— What the task requires —
Give exactly the lines from the one with "Extract all readable text from this page." through the final line of the listing below, both included, leaving out any pictures.

— Data for this exercise —
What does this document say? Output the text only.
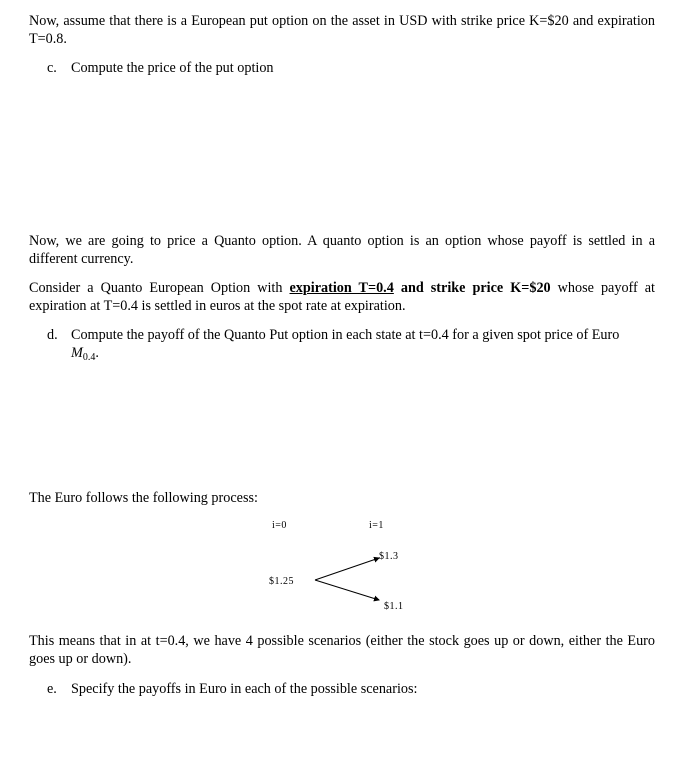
Now, assume that there is a European put option on the asset in USD with strike price K=$20 and expiration T=0.8.
c. Compute the price of the put option
Now, we are going to price a Quanto option. A quanto option is an option whose payoff is settled in a different currency.
Consider a Quanto European Option with expiration T=0.4 and strike price K=$20 whose payoff at expiration at T=0.4 is settled in euros at the spot rate at expiration.
d. Compute the payoff of the Quanto Put option in each state at t=0.4 for a given spot price of Euro
$M_{0.4}$.
The Euro follows the following process:
i=0	i=1
$1.3
$1.25
$1.1
This means that in at t=0.4, we have 4 possible scenarios (either the stock goes up or down, either the Euro goes up or down).
e. Specify the payoffs in Euro in each of the possible scenarios:
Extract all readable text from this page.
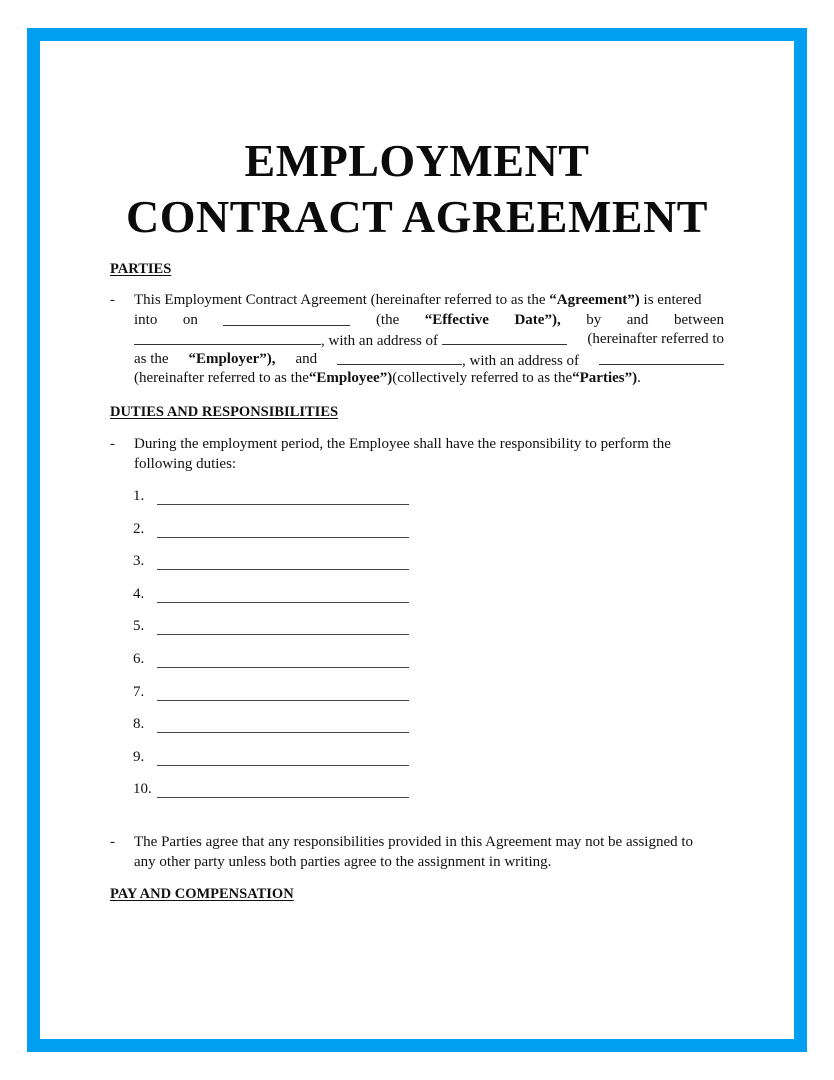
EMPLOYMENT
CONTRACT AGREEMENT
PARTIES
- This Employment Contract Agreement (hereinafter referred to as the “Agreement”) is entered
into on	(the “Effective Date”), by and between
, with an address of	(hereinafter referred to
as the “Employer”), and	, with an address of
(hereinafter referred to as the “Employee”) (collectively referred to as the “Parties”) .
DUTIES AND RESPONSIBILITIES
- During the employment period, the Employee shall have the responsibility to perform the
following duties:
1.
2.
3.
4.
5.
6.
7.
8.
9.
10.
- The Parties agree that any responsibilities provided in this Agreement may not be assigned to
any other party unless both parties agree to the assignment in writing.
PAY AND COMPENSATION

— Correct result —
Extract all readable text from this page.
EMPLOYMENT
CONTRACT AGREEMENT
PARTIES
- This Employment Contract Agreement (hereinafter referred to as the “Agreement”) is entered
into on	(the “Effective Date”), by and between
, with an address of	(hereinafter referred to
as the “Employer”), and	, with an address of
(hereinafter referred to as the “Employee”) (collectively referred to as the “Parties”) .
DUTIES AND RESPONSIBILITIES
- During the employment period, the Employee shall have the responsibility to perform the
following duties:
1.
2.
3.
4.
5.
6.
7.
8.
9.
10.
- The Parties agree that any responsibilities provided in this Agreement may not be assigned to
any other party unless both parties agree to the assignment in writing.
PAY AND COMPENSATION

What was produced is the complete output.